Would you transcribe the whole listing exactly, minus its pictures?

*** Supplied data

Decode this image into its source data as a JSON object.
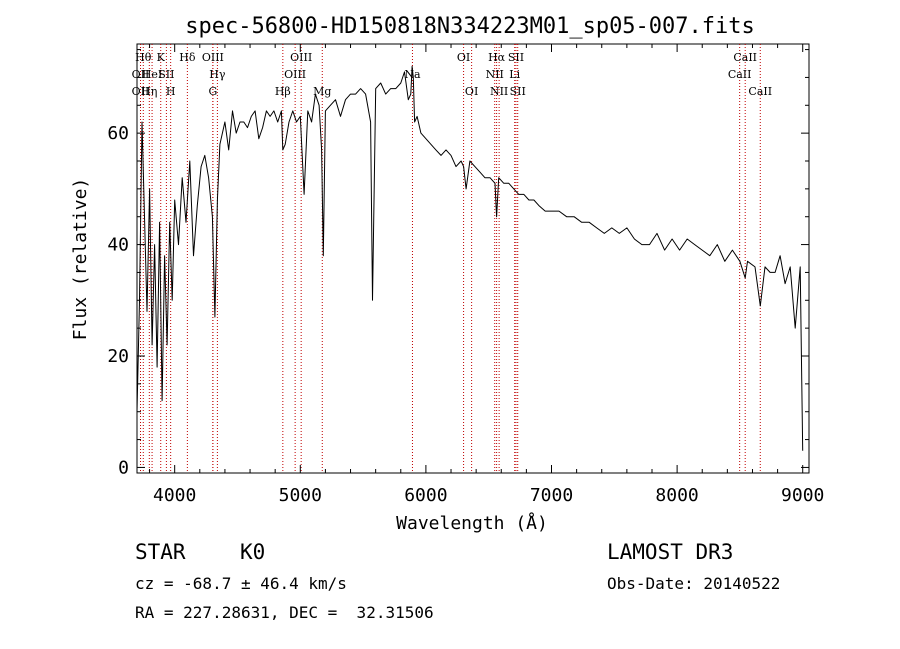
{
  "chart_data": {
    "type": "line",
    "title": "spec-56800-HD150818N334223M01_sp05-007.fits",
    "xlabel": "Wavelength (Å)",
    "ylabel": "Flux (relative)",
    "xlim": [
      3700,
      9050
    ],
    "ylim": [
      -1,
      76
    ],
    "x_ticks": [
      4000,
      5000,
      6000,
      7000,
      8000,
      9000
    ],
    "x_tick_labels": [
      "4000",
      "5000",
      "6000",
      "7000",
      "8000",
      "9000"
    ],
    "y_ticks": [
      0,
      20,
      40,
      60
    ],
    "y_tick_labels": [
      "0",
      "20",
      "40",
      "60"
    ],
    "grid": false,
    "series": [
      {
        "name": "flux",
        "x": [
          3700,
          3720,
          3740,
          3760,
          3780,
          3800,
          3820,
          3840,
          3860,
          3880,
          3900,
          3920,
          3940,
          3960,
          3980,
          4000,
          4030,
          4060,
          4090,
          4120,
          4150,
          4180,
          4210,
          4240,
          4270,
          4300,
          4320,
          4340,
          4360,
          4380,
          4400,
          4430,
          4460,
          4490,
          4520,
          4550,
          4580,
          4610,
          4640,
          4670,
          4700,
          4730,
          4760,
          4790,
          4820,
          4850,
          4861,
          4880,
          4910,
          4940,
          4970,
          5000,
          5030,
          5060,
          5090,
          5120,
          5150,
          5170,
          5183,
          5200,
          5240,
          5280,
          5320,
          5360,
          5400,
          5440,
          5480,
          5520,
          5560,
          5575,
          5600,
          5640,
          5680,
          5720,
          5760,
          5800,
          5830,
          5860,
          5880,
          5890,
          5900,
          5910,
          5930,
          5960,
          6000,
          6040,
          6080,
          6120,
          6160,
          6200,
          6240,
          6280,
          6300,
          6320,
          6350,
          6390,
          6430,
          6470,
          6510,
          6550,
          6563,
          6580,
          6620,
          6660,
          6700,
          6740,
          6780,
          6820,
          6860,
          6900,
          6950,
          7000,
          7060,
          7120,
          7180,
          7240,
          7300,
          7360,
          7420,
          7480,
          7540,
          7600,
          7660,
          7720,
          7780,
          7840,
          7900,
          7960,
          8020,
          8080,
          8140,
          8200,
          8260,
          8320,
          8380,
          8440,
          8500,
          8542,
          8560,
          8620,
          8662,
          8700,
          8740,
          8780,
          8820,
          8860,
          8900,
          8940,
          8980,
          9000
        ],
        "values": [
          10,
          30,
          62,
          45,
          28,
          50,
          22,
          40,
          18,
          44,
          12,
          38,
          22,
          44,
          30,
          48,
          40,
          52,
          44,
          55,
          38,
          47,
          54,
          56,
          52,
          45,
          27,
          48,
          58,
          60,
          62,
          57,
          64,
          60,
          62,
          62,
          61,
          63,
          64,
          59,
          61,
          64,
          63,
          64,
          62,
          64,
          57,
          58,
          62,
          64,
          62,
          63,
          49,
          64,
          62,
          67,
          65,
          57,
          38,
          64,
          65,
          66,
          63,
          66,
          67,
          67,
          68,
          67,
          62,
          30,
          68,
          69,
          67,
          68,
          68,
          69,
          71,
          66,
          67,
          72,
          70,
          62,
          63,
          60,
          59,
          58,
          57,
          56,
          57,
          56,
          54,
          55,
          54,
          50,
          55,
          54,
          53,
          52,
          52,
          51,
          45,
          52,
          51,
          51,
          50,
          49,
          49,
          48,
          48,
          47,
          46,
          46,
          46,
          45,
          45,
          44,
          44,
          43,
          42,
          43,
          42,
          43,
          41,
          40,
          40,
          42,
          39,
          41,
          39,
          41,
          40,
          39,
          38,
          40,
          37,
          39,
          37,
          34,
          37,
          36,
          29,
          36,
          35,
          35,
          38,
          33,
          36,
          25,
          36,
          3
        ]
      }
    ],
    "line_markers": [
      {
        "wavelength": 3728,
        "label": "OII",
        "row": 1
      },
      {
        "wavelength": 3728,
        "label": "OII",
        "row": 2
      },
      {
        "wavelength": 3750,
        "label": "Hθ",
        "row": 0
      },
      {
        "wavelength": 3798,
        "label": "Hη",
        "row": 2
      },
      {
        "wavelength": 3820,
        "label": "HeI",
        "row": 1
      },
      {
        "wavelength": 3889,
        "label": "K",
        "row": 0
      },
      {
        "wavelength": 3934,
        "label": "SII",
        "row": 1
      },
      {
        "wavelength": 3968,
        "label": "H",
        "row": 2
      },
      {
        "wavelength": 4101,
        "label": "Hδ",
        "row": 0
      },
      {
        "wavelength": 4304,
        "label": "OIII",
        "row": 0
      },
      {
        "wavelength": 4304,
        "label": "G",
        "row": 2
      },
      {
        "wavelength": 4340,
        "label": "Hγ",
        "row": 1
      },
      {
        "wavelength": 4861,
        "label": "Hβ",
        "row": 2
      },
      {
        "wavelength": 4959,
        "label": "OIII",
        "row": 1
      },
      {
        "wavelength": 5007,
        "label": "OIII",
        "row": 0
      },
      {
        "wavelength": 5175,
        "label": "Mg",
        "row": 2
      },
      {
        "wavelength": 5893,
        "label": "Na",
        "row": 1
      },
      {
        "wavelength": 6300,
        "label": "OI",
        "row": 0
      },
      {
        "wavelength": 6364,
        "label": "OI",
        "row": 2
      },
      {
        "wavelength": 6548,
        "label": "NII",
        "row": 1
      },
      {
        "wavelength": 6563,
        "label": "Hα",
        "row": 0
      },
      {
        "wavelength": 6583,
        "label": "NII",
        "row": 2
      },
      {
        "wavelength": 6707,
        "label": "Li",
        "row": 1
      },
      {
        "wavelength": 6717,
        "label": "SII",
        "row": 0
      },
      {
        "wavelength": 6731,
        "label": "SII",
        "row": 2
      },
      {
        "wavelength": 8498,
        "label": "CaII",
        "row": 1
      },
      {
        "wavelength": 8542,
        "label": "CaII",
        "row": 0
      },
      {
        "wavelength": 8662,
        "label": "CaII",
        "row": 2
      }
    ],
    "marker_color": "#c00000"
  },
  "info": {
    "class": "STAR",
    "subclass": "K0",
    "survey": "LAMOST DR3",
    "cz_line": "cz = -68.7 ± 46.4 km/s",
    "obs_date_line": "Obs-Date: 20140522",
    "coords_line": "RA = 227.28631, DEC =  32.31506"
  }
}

******

Result of the task:
Decode this image into its source data as a JSON object.
{
  "chart_data": {
    "type": "line",
    "title": "spec-56800-HD150818N334223M01_sp05-007.fits",
    "xlabel": "Wavelength (Å)",
    "ylabel": "Flux (relative)",
    "xlim": [
      3700,
      9050
    ],
    "ylim": [
      -1,
      76
    ],
    "x_ticks": [
      4000,
      5000,
      6000,
      7000,
      8000,
      9000
    ],
    "x_tick_labels": [
      "4000",
      "5000",
      "6000",
      "7000",
      "8000",
      "9000"
    ],
    "y_ticks": [
      0,
      20,
      40,
      60
    ],
    "y_tick_labels": [
      "0",
      "20",
      "40",
      "60"
    ],
    "grid": false,
    "series": [
      {
        "name": "flux",
        "x": [
          3700,
          3720,
          3740,
          3760,
          3780,
          3800,
          3820,
          3840,
          3860,
          3880,
          3900,
          3920,
          3940,
          3960,
          3980,
          4000,
          4030,
          4060,
          4090,
          4120,
          4150,
          4180,
          4210,
          4240,
          4270,
          4300,
          4320,
          4340,
          4360,
          4380,
          4400,
          4430,
          4460,
          4490,
          4520,
          4550,
          4580,
          4610,
          4640,
          4670,
          4700,
          4730,
          4760,
          4790,
          4820,
          4850,
          4861,
          4880,
          4910,
          4940,
          4970,
          5000,
          5030,
          5060,
          5090,
          5120,
          5150,
          5170,
          5183,
          5200,
          5240,
          5280,
          5320,
          5360,
          5400,
          5440,
          5480,
          5520,
          5560,
          5575,
          5600,
          5640,
          5680,
          5720,
          5760,
          5800,
          5830,
          5860,
          5880,
          5890,
          5900,
          5910,
          5930,
          5960,
          6000,
          6040,
          6080,
          6120,
          6160,
          6200,
          6240,
          6280,
          6300,
          6320,
          6350,
          6390,
          6430,
          6470,
          6510,
          6550,
          6563,
          6580,
          6620,
          6660,
          6700,
          6740,
          6780,
          6820,
          6860,
          6900,
          6950,
          7000,
          7060,
          7120,
          7180,
          7240,
          7300,
          7360,
          7420,
          7480,
          7540,
          7600,
          7660,
          7720,
          7780,
          7840,
          7900,
          7960,
          8020,
          8080,
          8140,
          8200,
          8260,
          8320,
          8380,
          8440,
          8500,
          8542,
          8560,
          8620,
          8662,
          8700,
          8740,
          8780,
          8820,
          8860,
          8900,
          8940,
          8980,
          9000
        ],
        "values": [
          10,
          30,
          62,
          45,
          28,
          50,
          22,
          40,
          18,
          44,
          12,
          38,
          22,
          44,
          30,
          48,
          40,
          52,
          44,
          55,
          38,
          47,
          54,
          56,
          52,
          45,
          27,
          48,
          58,
          60,
          62,
          57,
          64,
          60,
          62,
          62,
          61,
          63,
          64,
          59,
          61,
          64,
          63,
          64,
          62,
          64,
          57,
          58,
          62,
          64,
          62,
          63,
          49,
          64,
          62,
          67,
          65,
          57,
          38,
          64,
          65,
          66,
          63,
          66,
          67,
          67,
          68,
          67,
          62,
          30,
          68,
          69,
          67,
          68,
          68,
          69,
          71,
          66,
          67,
          72,
          70,
          62,
          63,
          60,
          59,
          58,
          57,
          56,
          57,
          56,
          54,
          55,
          54,
          50,
          55,
          54,
          53,
          52,
          52,
          51,
          45,
          52,
          51,
          51,
          50,
          49,
          49,
          48,
          48,
          47,
          46,
          46,
          46,
          45,
          45,
          44,
          44,
          43,
          42,
          43,
          42,
          43,
          41,
          40,
          40,
          42,
          39,
          41,
          39,
          41,
          40,
          39,
          38,
          40,
          37,
          39,
          37,
          34,
          37,
          36,
          29,
          36,
          35,
          35,
          38,
          33,
          36,
          25,
          36,
          3
        ]
      }
    ],
    "line_markers": [
      {
        "wavelength": 3728,
        "label": "OII",
        "row": 1
      },
      {
        "wavelength": 3728,
        "label": "OII",
        "row": 2
      },
      {
        "wavelength": 3750,
        "label": "Hθ",
        "row": 0
      },
      {
        "wavelength": 3798,
        "label": "Hη",
        "row": 2
      },
      {
        "wavelength": 3820,
        "label": "HeI",
        "row": 1
      },
      {
        "wavelength": 3889,
        "label": "K",
        "row": 0
      },
      {
        "wavelength": 3934,
        "label": "SII",
        "row": 1
      },
      {
        "wavelength": 3968,
        "label": "H",
        "row": 2
      },
      {
        "wavelength": 4101,
        "label": "Hδ",
        "row": 0
      },
      {
        "wavelength": 4304,
        "label": "OIII",
        "row": 0
      },
      {
        "wavelength": 4304,
        "label": "G",
        "row": 2
      },
      {
        "wavelength": 4340,
        "label": "Hγ",
        "row": 1
      },
      {
        "wavelength": 4861,
        "label": "Hβ",
        "row": 2
      },
      {
        "wavelength": 4959,
        "label": "OIII",
        "row": 1
      },
      {
        "wavelength": 5007,
        "label": "OIII",
        "row": 0
      },
      {
        "wavelength": 5175,
        "label": "Mg",
        "row": 2
      },
      {
        "wavelength": 5893,
        "label": "Na",
        "row": 1
      },
      {
        "wavelength": 6300,
        "label": "OI",
        "row": 0
      },
      {
        "wavelength": 6364,
        "label": "OI",
        "row": 2
      },
      {
        "wavelength": 6548,
        "label": "NII",
        "row": 1
      },
      {
        "wavelength": 6563,
        "label": "Hα",
        "row": 0
      },
      {
        "wavelength": 6583,
        "label": "NII",
        "row": 2
      },
      {
        "wavelength": 6707,
        "label": "Li",
        "row": 1
      },
      {
        "wavelength": 6717,
        "label": "SII",
        "row": 0
      },
      {
        "wavelength": 6731,
        "label": "SII",
        "row": 2
      },
      {
        "wavelength": 8498,
        "label": "CaII",
        "row": 1
      },
      {
        "wavelength": 8542,
        "label": "CaII",
        "row": 0
      },
      {
        "wavelength": 8662,
        "label": "CaII",
        "row": 2
      }
    ],
    "marker_color": "#c00000"
  },
  "info": {
    "class": "STAR",
    "subclass": "K0",
    "survey": "LAMOST DR3",
    "cz_line": "cz = -68.7 ± 46.4 km/s",
    "obs_date_line": "Obs-Date: 20140522",
    "coords_line": "RA = 227.28631, DEC =  32.31506"
  }
}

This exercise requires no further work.